- **Exercise description**: Tally up how many lines in the listing below contain the string "Fetch", and give only the total.

- **Input data**:
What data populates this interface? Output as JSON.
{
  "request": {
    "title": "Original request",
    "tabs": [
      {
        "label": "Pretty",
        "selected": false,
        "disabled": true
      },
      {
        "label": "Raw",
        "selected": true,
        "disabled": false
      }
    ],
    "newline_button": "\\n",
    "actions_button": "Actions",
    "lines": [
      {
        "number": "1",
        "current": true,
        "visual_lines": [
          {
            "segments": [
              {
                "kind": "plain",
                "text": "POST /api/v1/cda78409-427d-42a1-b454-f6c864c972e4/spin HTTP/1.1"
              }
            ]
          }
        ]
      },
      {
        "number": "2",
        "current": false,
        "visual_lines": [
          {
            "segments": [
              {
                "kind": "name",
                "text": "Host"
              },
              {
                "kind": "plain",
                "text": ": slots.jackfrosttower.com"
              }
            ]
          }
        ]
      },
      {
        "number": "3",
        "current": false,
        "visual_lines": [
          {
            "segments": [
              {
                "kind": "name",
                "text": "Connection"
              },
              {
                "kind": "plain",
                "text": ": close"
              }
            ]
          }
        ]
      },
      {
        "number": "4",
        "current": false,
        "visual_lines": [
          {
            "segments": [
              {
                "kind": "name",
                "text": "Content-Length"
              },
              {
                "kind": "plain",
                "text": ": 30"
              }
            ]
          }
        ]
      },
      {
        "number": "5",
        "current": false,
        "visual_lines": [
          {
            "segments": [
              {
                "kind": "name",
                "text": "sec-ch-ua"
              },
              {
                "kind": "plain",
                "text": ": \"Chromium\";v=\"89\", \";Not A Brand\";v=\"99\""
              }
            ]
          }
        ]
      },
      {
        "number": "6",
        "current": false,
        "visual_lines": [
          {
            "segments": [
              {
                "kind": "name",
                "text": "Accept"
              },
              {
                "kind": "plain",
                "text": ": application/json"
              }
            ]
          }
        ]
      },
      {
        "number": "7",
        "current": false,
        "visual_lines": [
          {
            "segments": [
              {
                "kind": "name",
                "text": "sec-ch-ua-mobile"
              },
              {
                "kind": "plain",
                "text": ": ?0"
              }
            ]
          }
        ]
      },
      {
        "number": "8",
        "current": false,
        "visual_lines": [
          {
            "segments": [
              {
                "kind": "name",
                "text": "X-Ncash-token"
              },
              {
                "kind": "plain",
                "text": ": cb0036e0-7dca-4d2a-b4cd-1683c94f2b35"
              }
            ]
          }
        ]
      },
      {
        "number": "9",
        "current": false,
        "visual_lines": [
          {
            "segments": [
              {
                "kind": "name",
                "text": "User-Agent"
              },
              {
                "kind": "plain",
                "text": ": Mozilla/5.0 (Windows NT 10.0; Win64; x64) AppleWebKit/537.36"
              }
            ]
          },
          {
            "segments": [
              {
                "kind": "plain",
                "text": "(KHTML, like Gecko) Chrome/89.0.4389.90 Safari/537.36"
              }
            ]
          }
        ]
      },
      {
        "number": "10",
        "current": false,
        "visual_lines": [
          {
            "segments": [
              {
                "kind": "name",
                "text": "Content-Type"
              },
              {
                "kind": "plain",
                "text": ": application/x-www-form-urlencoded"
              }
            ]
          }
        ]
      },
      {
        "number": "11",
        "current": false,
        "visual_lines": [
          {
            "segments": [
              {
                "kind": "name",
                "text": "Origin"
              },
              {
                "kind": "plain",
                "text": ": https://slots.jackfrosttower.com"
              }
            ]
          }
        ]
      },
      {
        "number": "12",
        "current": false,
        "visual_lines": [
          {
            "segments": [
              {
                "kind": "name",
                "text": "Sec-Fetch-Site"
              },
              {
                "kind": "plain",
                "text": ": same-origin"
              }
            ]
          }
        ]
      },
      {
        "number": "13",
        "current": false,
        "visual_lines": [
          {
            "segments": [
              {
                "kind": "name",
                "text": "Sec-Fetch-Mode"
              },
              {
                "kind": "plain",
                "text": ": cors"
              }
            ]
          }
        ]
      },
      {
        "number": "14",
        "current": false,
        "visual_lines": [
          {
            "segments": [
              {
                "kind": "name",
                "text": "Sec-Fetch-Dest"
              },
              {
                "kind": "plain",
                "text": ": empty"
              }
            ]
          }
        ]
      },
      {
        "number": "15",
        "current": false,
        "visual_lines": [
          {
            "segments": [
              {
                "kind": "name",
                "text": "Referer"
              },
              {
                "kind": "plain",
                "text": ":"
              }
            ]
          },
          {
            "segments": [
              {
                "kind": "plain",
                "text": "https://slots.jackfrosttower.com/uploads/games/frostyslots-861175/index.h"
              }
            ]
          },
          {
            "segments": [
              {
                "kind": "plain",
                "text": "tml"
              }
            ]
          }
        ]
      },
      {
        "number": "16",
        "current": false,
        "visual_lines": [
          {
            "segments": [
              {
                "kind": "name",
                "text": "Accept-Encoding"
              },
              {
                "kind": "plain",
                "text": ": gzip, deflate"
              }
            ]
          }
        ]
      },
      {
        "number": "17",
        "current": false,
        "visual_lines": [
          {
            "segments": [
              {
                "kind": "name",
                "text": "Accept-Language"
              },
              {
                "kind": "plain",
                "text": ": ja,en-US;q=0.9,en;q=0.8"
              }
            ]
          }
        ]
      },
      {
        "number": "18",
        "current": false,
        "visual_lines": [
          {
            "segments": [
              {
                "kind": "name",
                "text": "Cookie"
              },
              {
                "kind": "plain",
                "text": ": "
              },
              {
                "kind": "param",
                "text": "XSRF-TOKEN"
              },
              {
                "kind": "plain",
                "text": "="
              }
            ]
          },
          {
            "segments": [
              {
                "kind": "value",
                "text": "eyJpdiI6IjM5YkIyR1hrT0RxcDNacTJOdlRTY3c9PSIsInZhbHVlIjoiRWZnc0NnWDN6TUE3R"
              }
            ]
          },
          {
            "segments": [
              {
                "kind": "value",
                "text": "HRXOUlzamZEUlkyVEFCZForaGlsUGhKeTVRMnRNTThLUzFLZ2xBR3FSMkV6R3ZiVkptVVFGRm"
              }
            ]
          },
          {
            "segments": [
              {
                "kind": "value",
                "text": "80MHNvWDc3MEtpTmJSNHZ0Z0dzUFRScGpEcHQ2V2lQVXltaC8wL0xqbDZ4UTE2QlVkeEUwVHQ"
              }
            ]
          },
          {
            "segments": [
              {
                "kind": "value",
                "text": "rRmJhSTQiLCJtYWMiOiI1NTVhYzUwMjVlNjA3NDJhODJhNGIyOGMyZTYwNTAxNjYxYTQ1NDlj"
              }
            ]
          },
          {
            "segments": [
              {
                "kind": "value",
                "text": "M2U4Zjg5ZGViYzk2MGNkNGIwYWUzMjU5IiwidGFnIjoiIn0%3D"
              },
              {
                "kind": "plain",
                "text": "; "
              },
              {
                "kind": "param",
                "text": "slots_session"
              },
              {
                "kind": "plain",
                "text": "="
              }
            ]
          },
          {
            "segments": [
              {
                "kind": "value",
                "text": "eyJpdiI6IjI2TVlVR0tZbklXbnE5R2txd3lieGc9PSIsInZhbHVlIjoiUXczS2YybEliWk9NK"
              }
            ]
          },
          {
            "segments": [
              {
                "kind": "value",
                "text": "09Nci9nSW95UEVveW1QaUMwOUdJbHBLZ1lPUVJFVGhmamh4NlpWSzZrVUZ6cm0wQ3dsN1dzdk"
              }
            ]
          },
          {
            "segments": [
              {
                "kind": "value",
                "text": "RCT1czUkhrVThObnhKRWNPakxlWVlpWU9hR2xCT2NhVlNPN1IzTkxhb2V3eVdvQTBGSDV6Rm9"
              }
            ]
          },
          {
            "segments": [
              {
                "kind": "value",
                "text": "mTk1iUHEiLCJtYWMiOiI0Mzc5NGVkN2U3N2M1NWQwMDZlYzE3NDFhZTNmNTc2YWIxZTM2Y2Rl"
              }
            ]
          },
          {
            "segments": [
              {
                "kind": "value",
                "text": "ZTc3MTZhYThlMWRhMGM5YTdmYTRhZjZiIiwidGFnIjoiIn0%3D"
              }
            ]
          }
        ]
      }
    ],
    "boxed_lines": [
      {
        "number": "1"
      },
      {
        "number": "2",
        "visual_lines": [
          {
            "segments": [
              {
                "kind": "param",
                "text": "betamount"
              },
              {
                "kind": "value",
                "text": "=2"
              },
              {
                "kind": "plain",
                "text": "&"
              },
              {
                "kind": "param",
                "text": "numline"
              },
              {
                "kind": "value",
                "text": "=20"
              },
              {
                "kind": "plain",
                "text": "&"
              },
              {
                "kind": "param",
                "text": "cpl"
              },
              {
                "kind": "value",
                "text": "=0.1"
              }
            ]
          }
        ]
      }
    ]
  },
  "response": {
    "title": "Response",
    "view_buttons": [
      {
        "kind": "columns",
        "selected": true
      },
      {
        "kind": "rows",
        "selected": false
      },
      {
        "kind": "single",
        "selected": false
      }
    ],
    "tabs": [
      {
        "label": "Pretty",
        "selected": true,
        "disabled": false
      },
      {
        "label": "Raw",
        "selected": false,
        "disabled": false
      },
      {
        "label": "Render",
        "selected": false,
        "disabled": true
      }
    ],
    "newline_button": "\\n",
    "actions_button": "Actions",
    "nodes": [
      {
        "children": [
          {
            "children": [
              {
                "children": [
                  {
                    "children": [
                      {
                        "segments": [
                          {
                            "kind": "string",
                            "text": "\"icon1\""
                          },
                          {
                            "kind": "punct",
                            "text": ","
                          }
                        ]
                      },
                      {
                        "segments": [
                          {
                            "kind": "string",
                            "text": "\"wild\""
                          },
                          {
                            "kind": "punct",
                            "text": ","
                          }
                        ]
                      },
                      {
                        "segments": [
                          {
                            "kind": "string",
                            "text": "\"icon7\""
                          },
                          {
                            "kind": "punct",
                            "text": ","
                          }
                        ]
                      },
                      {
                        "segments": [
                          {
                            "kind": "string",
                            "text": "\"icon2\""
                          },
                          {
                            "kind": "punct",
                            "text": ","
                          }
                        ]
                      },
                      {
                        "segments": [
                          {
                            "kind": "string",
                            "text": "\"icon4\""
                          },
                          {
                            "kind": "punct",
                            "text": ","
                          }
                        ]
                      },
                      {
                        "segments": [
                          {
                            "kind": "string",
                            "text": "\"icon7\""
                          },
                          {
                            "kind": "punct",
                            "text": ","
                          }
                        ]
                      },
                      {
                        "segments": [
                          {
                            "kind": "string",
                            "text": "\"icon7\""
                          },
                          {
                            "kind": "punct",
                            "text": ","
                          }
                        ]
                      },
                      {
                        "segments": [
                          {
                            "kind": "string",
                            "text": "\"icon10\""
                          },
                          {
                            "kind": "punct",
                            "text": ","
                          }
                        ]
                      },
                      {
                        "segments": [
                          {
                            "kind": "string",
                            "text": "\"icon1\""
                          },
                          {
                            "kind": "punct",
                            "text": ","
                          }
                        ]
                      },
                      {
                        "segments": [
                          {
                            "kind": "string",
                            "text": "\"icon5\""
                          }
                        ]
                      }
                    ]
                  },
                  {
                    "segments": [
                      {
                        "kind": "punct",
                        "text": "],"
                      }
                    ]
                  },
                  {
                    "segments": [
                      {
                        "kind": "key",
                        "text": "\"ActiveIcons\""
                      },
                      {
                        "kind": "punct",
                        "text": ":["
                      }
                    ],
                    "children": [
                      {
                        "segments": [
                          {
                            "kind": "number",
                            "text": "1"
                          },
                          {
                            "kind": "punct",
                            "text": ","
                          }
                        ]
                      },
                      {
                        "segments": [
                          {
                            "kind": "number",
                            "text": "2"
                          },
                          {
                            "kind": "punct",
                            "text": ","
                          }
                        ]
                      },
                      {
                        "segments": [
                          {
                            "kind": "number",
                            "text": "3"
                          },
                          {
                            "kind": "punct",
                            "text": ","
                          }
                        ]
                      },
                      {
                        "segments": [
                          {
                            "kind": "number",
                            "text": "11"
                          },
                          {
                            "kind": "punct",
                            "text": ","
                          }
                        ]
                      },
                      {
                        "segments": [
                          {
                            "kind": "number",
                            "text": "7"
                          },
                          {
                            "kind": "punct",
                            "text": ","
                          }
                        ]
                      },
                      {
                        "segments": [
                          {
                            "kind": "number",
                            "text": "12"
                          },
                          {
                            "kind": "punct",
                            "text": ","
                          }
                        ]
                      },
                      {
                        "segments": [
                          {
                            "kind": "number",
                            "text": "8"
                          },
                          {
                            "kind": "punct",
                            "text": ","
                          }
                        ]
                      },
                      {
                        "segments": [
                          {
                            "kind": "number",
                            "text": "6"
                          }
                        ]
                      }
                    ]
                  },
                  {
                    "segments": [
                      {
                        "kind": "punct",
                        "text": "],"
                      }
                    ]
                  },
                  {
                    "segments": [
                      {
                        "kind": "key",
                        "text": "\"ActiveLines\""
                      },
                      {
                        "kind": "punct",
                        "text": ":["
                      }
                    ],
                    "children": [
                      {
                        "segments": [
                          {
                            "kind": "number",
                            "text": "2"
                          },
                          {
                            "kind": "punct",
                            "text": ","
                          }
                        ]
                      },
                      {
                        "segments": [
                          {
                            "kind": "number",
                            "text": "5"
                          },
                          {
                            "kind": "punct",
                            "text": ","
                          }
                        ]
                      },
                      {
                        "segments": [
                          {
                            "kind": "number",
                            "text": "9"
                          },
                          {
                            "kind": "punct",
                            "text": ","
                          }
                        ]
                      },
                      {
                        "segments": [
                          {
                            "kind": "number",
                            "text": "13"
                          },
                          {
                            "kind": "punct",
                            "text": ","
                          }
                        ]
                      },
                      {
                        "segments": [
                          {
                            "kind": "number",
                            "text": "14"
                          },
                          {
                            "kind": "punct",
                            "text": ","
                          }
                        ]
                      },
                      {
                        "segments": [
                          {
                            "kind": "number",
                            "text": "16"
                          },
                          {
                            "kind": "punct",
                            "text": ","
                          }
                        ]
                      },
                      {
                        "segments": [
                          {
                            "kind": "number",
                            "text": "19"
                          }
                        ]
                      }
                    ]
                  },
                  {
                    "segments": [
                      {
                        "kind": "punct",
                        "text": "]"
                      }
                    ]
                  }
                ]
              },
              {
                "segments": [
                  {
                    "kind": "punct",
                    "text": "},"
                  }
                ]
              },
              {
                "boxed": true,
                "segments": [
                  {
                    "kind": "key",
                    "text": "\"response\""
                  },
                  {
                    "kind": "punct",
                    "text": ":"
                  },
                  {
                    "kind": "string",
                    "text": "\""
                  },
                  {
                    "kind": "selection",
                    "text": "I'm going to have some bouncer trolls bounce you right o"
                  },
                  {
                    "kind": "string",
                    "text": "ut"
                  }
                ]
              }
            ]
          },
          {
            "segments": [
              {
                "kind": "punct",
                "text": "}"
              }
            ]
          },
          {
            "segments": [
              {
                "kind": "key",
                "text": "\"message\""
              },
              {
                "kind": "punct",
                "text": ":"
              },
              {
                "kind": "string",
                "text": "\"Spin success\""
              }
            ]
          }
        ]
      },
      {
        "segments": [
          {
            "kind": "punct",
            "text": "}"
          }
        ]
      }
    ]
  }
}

- **The solution**: 3